**WHAT IS EXPECTED:** Make an exact copy of all the material below, apart from the pictures.

**RECORDS FOR THIS EXERCISE:**
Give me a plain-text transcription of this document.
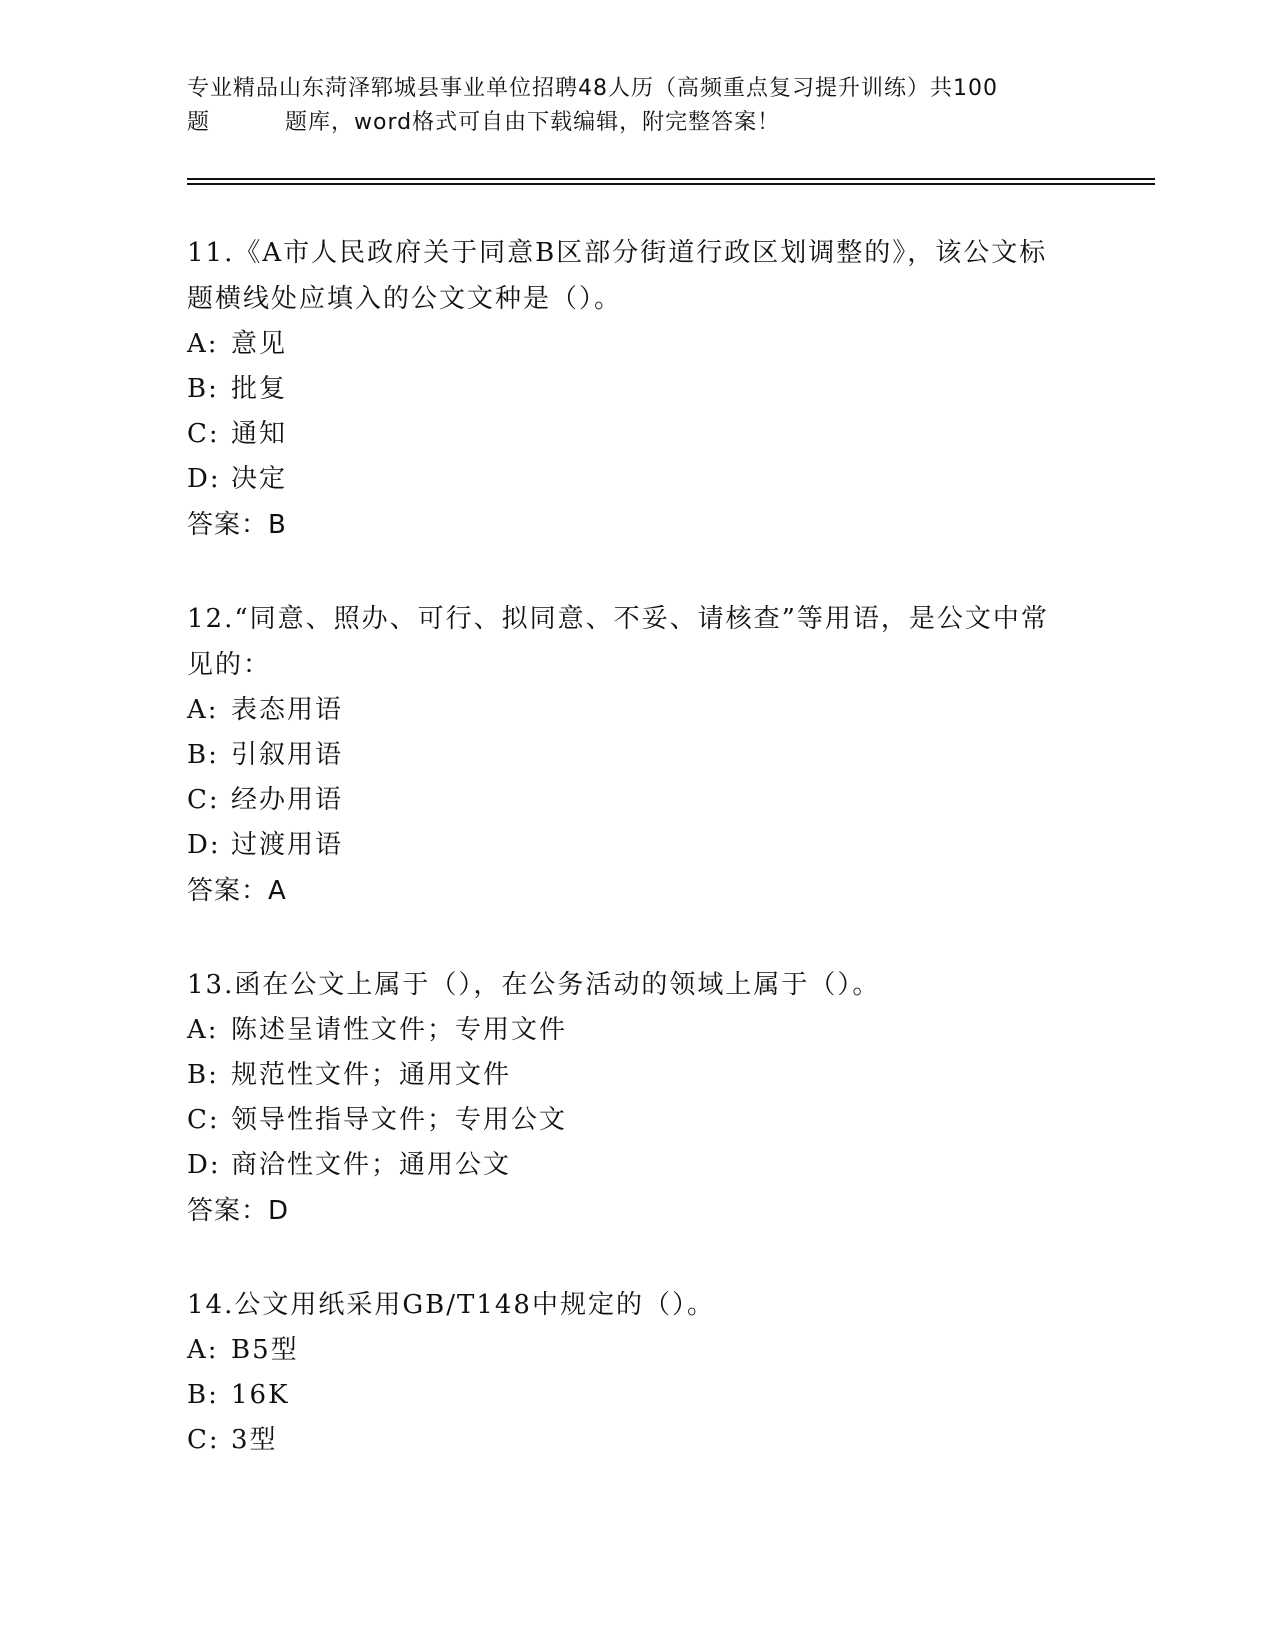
专业精品山东菏泽郓城县事业单位招聘48人历（高频重点复习提升训练）共100
题	题库，word格式可自由下载编辑，附完整答案！
11.《A市人民政府关于同意B区部分街道行政区划调整的》，该公文标题横线处应填入的公文文种是（）。
A: 意见
B: 批复
C: 通知
D: 决定
答案：B
12.“同意、照办、可行、拟同意、不妥、请核查”等用语，是公文中常见的：
A: 表态用语
B: 引叙用语
C: 经办用语
D: 过渡用语
答案：A
13.函在公文上属于（），在公务活动的领域上属于（）。
A: 陈述呈请性文件；专用文件
B: 规范性文件；通用文件
C: 领导性指导文件；专用公文
D: 商洽性文件；通用公文
答案：D
14.公文用纸采用GB/T148中规定的（）。
A: B5型
B: 16K
C: 3型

**RESULT OF THE TASK:**
Give me a plain-text transcription of this document.
专业精品山东菏泽郓城县事业单位招聘48人历（高频重点复习提升训练）共100
题	题库，word格式可自由下载编辑，附完整答案！
11.《A市人民政府关于同意B区部分街道行政区划调整的》，该公文标题横线处应填入的公文文种是（）。
A: 意见
B: 批复
C: 通知
D: 决定
答案：B
12.“同意、照办、可行、拟同意、不妥、请核查”等用语，是公文中常见的：
A: 表态用语
B: 引叙用语
C: 经办用语
D: 过渡用语
答案：A
13.函在公文上属于（），在公务活动的领域上属于（）。
A: 陈述呈请性文件；专用文件
B: 规范性文件；通用文件
C: 领导性指导文件；专用公文
D: 商洽性文件；通用公文
答案：D
14.公文用纸采用GB/T148中规定的（）。
A: B5型
B: 16K
C: 3型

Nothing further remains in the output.